### WORK TO COMPLETE
Below are some records. Say how many of their lines contain the string "Fracción", and give nothing but the number.

### LISTED RECORDS
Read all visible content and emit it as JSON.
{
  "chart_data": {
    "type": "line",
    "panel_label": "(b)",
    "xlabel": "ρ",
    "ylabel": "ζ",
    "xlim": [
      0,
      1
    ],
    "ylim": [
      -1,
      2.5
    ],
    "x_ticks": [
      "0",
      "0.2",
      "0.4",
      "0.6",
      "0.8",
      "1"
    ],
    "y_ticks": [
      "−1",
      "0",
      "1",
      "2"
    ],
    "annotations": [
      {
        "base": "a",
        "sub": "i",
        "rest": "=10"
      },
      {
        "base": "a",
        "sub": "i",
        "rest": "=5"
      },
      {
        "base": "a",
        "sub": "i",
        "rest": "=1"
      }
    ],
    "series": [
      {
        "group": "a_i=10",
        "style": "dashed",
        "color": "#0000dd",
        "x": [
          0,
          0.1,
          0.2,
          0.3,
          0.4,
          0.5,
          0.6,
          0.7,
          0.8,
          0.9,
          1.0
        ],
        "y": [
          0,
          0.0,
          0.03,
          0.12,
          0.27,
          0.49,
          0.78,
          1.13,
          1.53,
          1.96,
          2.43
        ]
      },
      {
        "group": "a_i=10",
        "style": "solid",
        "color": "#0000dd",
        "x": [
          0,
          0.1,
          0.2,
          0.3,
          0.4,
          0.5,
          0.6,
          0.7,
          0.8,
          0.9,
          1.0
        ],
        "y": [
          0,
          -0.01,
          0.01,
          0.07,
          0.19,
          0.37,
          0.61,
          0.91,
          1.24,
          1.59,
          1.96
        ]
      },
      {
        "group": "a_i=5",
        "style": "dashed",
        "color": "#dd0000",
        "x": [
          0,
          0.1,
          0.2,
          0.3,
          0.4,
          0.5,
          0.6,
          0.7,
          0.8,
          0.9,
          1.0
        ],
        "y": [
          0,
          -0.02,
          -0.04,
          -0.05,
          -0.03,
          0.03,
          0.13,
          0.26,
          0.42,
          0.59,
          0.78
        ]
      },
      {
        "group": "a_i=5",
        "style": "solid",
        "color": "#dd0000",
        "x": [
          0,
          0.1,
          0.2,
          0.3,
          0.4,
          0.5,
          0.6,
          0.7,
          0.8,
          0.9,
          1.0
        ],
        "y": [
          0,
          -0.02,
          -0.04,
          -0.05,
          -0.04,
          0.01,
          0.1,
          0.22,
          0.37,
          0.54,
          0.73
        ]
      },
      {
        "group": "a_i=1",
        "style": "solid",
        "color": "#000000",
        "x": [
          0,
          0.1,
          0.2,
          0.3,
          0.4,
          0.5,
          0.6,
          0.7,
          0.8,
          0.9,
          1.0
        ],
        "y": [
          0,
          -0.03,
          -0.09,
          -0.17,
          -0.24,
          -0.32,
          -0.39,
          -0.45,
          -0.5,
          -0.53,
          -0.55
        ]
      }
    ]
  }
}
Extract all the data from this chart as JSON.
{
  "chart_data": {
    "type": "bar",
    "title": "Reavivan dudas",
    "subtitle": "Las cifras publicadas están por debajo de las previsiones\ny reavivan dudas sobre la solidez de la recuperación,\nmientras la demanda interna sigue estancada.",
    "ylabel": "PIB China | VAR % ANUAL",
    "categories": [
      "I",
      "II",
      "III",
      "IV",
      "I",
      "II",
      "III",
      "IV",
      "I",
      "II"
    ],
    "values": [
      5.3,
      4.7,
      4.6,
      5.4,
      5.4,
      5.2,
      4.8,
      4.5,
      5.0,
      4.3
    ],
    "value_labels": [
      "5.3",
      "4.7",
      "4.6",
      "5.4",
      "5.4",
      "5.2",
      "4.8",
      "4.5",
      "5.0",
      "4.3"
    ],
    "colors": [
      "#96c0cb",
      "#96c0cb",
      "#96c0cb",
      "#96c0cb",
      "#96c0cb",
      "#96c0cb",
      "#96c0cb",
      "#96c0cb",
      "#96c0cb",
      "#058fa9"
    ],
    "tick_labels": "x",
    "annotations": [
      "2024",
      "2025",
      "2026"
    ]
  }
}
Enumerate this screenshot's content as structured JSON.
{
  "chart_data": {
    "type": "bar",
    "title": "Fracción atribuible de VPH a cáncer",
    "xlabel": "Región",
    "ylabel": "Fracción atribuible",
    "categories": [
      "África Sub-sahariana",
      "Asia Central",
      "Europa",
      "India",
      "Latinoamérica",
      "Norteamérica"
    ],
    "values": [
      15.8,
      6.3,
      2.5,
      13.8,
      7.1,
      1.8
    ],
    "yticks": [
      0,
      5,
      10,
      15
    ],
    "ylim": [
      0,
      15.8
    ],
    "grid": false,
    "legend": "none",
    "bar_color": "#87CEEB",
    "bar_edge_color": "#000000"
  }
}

### TASK SOLUTION
2